_Directions for this task_. Every line from the one containing "Give me the" to the final line of the material below must be reproduced exactly; leave out all other lines.

_Data listing_.

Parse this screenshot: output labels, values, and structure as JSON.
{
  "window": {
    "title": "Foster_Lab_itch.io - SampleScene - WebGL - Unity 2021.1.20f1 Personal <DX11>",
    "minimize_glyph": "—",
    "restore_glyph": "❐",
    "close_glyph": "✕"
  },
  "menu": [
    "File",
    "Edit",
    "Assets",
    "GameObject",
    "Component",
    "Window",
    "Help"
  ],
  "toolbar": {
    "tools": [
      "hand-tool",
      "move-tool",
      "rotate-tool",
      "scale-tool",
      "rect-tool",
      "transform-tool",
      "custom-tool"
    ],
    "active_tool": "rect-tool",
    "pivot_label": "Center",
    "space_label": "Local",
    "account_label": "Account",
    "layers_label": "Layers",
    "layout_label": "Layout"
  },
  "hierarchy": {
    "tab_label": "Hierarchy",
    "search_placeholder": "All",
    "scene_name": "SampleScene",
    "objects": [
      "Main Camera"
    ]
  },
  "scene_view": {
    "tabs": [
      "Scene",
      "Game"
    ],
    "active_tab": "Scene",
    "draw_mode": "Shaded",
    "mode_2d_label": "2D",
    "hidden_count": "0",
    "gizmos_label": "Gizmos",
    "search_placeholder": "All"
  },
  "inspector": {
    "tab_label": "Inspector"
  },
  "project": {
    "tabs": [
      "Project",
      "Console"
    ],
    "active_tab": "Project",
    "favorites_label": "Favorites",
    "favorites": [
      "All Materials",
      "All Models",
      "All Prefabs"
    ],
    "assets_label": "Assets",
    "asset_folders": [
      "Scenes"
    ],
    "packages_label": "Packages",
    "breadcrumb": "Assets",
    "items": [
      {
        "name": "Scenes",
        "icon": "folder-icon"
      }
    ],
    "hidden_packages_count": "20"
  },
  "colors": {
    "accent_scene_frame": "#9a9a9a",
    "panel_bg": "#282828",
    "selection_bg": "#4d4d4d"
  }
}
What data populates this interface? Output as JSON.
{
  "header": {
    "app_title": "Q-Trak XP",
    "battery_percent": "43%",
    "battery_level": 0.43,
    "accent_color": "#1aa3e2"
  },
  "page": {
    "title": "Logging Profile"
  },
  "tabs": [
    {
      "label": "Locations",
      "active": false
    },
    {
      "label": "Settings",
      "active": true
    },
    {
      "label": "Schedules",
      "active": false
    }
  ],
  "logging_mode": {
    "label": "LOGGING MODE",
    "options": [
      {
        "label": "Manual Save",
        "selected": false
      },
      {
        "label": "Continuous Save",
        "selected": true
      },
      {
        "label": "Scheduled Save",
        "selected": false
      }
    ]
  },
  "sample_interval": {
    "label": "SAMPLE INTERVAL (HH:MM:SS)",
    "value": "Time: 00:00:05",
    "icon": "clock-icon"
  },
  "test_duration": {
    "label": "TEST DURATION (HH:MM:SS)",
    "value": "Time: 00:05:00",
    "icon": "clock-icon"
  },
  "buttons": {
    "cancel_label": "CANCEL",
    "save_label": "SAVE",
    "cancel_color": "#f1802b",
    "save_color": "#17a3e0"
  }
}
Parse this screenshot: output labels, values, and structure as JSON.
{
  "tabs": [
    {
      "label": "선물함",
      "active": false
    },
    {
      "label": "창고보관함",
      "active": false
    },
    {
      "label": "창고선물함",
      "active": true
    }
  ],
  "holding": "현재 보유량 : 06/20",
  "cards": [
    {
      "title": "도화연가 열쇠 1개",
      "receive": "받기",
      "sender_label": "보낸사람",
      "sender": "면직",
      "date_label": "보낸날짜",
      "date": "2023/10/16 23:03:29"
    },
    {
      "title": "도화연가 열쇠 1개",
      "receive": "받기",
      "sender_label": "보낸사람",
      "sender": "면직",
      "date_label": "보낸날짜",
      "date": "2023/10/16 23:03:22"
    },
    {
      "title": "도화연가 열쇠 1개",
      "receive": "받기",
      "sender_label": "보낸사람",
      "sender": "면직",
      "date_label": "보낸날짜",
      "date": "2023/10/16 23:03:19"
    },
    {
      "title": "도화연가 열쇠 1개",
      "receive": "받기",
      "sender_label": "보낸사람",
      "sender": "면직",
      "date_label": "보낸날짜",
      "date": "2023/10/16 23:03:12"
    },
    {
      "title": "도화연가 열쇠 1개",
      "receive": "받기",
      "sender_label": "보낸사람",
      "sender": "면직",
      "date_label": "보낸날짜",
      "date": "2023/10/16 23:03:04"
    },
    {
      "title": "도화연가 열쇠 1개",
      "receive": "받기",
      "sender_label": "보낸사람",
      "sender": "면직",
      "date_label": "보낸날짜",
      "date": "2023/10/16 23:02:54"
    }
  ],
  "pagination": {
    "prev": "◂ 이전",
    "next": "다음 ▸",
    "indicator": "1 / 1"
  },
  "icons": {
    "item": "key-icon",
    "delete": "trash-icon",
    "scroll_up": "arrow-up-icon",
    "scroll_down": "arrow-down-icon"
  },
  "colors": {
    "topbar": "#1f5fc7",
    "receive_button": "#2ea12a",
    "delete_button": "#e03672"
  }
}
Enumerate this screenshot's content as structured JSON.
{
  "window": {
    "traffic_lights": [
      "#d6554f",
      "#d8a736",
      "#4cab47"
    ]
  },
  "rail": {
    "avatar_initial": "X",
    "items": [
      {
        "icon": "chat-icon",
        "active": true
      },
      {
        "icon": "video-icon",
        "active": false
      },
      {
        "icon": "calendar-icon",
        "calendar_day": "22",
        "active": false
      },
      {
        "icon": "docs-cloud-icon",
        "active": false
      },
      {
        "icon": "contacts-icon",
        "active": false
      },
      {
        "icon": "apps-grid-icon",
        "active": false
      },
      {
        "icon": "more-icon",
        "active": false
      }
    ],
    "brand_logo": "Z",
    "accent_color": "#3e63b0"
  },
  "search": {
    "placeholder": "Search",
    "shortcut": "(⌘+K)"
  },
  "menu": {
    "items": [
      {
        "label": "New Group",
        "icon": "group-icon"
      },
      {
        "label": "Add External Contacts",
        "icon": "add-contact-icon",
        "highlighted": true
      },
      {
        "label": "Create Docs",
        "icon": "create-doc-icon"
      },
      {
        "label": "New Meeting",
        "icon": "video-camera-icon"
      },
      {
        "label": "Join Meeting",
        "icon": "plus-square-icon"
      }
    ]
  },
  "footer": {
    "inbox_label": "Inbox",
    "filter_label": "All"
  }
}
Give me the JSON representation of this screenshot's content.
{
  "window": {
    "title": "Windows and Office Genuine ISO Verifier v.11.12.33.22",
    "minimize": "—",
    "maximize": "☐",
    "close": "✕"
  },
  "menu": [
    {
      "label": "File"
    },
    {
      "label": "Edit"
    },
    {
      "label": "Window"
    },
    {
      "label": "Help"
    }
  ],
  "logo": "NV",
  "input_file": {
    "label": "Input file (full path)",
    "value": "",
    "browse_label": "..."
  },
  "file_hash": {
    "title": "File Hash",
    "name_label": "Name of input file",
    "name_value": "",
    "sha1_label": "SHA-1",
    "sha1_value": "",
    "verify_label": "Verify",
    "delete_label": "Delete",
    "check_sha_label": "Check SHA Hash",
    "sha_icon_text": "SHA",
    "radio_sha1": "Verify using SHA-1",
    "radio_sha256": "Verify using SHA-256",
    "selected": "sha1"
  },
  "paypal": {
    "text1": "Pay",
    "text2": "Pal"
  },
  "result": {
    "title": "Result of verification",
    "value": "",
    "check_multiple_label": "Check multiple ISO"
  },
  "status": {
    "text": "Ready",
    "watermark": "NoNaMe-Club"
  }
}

_Result of the exercise_.
Give me the JSON representation of this screenshot's content.
{
  "window": {
    "title": "Windows and Office Genuine ISO Verifier v.11.12.33.22",
    "minimize": "—",
    "maximize": "☐",
    "close": "✕"
  },
  "menu": [
    {
      "label": "File"
    },
    {
      "label": "Edit"
    },
    {
      "label": "Window"
    },
    {
      "label": "Help"
    }
  ],
  "logo": "NV",
  "input_file": {
    "label": "Input file (full path)",
    "value": "",
    "browse_label": "..."
  },
  "file_hash": {
    "title": "File Hash",
    "name_label": "Name of input file",
    "name_value": "",
    "sha1_label": "SHA-1",
    "sha1_value": "",
    "verify_label": "Verify",
    "delete_label": "Delete",
    "check_sha_label": "Check SHA Hash",
    "sha_icon_text": "SHA",
    "radio_sha1": "Verify using SHA-1",
    "radio_sha256": "Verify using SHA-256",
    "selected": "sha1"
  },
  "paypal": {
    "text1": "Pay",
    "text2": "Pal"
  },
  "result": {
    "title": "Result of verification",
    "value": "",
    "check_multiple_label": "Check multiple ISO"
  },
  "status": {
    "text": "Ready",
    "watermark": "NoNaMe-Club"
  }
}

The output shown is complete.